Data records
----

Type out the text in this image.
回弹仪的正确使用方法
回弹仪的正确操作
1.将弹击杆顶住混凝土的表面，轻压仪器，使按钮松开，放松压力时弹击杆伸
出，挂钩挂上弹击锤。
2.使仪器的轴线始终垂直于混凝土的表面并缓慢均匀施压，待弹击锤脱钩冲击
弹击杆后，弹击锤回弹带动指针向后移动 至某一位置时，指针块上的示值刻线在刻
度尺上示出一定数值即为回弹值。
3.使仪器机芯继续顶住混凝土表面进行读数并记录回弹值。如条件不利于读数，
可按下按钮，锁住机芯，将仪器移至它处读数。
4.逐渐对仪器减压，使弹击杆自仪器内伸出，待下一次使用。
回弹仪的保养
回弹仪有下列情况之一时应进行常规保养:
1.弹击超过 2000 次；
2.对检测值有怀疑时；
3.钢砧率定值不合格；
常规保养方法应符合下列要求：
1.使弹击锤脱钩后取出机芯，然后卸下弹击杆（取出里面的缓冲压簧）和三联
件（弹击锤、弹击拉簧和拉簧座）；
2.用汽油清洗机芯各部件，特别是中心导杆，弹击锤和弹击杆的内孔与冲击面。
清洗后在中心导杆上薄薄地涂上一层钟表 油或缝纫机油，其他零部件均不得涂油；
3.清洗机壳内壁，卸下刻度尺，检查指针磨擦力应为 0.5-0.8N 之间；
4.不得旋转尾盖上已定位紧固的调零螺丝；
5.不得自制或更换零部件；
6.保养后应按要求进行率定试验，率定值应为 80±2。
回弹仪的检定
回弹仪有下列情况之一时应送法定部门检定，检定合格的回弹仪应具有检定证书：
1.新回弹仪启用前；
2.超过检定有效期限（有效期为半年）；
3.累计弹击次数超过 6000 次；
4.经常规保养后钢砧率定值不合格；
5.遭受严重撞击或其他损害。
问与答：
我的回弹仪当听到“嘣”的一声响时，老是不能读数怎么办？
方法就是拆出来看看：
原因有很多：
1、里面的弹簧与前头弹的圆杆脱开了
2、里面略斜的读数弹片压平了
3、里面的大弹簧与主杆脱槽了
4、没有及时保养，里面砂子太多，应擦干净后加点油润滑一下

----

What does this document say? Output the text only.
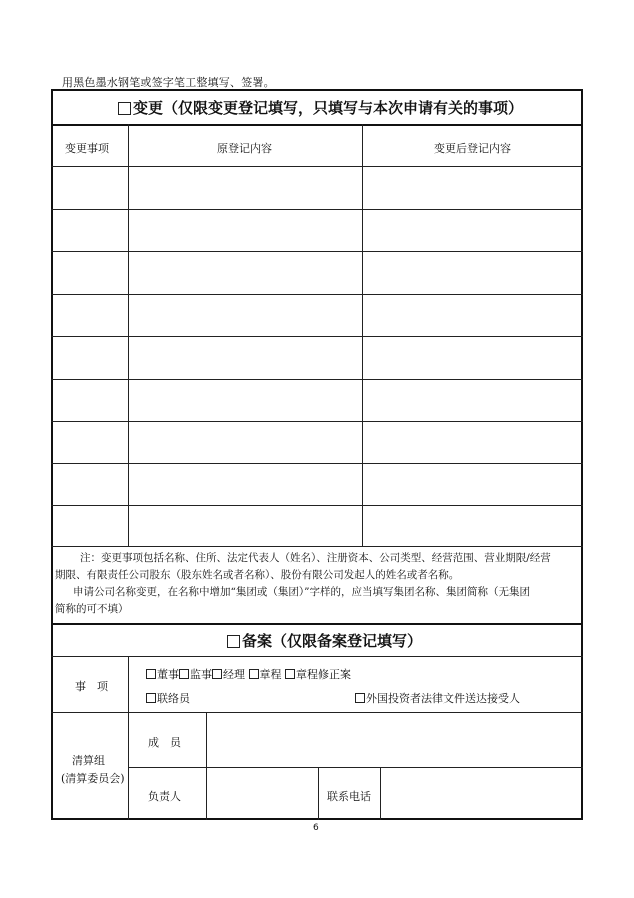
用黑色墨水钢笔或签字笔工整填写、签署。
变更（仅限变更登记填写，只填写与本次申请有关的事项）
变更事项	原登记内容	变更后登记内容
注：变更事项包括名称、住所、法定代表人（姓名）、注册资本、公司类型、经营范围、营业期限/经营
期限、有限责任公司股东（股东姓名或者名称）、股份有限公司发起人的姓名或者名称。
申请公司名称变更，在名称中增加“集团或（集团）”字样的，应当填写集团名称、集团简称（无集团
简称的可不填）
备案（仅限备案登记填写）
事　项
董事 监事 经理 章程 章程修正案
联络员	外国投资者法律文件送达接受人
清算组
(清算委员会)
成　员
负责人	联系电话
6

----

Task directions:
Say the number of lines in the listing that hold "this", with no added words.

Reply:
2